- [WHAT IS EXPECTED] Give the number of lines holding the string "Commerce", and nothing else.
┌─ PROVIDED DATA
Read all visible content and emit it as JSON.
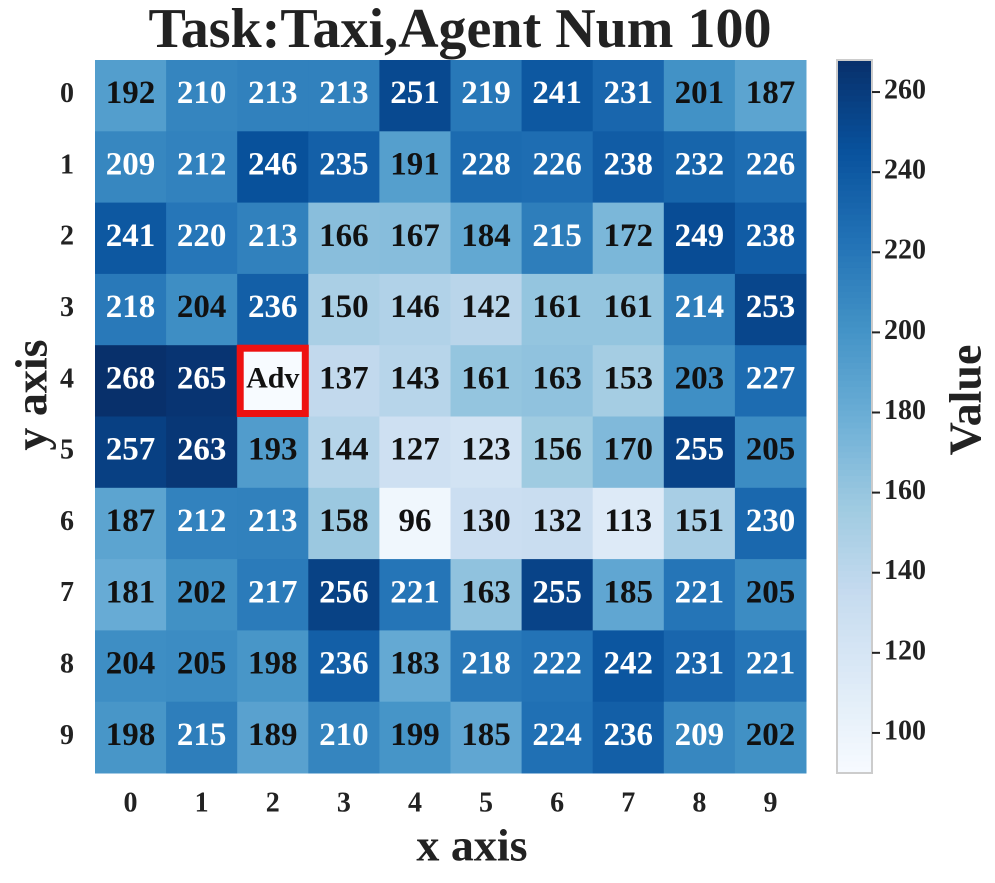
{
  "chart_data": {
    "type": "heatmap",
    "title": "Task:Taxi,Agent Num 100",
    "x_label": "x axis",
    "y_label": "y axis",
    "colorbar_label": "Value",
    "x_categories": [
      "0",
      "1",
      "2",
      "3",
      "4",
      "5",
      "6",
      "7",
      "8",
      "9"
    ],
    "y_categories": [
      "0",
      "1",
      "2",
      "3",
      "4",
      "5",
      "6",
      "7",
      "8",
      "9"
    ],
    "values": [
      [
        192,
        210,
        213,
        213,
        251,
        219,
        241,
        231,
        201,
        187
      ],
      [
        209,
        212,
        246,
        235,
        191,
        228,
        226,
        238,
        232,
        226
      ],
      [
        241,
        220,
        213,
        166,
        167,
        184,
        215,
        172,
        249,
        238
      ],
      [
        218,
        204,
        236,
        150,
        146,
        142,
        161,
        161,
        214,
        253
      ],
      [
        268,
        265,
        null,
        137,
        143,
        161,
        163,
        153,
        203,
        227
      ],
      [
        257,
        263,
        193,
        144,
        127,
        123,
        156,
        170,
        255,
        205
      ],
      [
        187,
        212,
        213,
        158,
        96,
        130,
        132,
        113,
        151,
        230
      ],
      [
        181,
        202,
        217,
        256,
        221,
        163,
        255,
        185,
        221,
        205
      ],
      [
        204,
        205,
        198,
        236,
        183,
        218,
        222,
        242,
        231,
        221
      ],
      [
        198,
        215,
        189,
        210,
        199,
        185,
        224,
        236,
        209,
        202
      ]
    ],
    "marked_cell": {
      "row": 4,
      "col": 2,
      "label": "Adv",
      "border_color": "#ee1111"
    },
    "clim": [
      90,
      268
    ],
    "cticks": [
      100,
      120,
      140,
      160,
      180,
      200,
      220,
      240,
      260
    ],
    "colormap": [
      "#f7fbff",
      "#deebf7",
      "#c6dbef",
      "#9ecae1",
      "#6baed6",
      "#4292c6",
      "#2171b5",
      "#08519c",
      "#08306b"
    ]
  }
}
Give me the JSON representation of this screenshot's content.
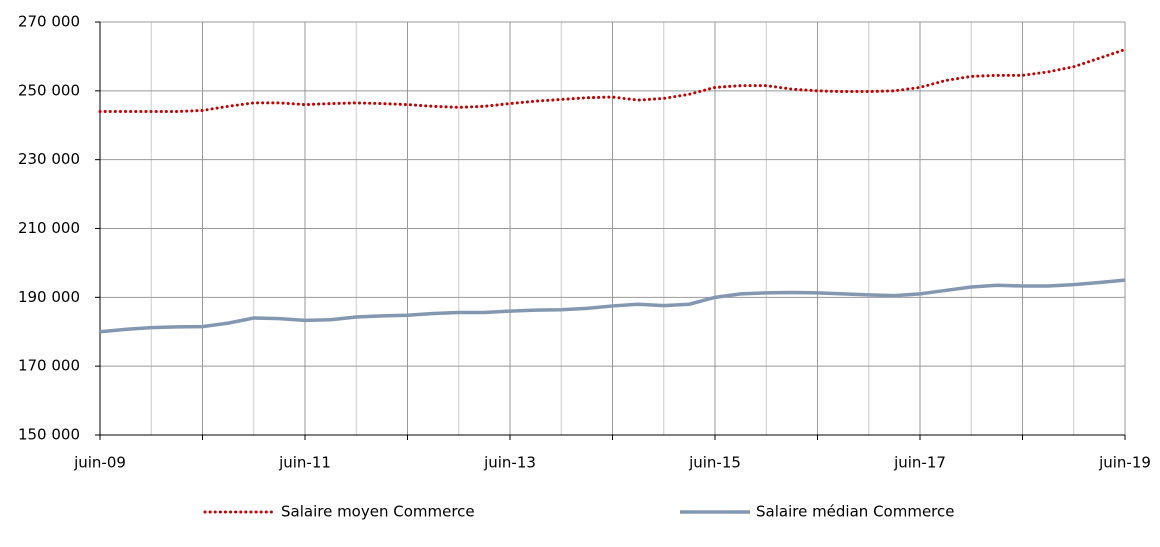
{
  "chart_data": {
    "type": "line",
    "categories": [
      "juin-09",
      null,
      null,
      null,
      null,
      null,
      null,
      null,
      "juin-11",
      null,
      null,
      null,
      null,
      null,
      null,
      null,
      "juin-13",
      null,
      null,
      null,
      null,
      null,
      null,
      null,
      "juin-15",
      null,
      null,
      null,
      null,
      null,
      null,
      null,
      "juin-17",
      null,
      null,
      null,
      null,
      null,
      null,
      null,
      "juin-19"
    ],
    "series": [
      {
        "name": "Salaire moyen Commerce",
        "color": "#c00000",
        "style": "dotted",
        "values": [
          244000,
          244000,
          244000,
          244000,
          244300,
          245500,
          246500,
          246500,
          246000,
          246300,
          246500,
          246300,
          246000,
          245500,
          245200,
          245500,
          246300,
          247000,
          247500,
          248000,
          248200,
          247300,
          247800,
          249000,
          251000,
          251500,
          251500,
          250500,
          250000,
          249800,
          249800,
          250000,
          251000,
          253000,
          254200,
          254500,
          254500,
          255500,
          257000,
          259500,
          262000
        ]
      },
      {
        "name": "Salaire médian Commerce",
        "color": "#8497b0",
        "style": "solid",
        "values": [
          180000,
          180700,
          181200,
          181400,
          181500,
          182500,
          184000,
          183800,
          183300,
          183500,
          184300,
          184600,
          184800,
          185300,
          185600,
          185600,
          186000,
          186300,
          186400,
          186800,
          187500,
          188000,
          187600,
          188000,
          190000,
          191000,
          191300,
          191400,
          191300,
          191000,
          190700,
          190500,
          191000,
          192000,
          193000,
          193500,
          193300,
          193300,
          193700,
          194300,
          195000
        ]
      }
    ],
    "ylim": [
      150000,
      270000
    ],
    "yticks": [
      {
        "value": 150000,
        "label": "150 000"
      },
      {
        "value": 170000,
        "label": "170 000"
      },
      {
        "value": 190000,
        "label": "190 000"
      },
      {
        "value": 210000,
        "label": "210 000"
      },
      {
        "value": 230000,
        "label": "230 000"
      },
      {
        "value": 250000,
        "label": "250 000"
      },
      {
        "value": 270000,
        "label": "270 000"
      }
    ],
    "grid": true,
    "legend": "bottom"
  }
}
└─
- [SOLUTION BELOW] 2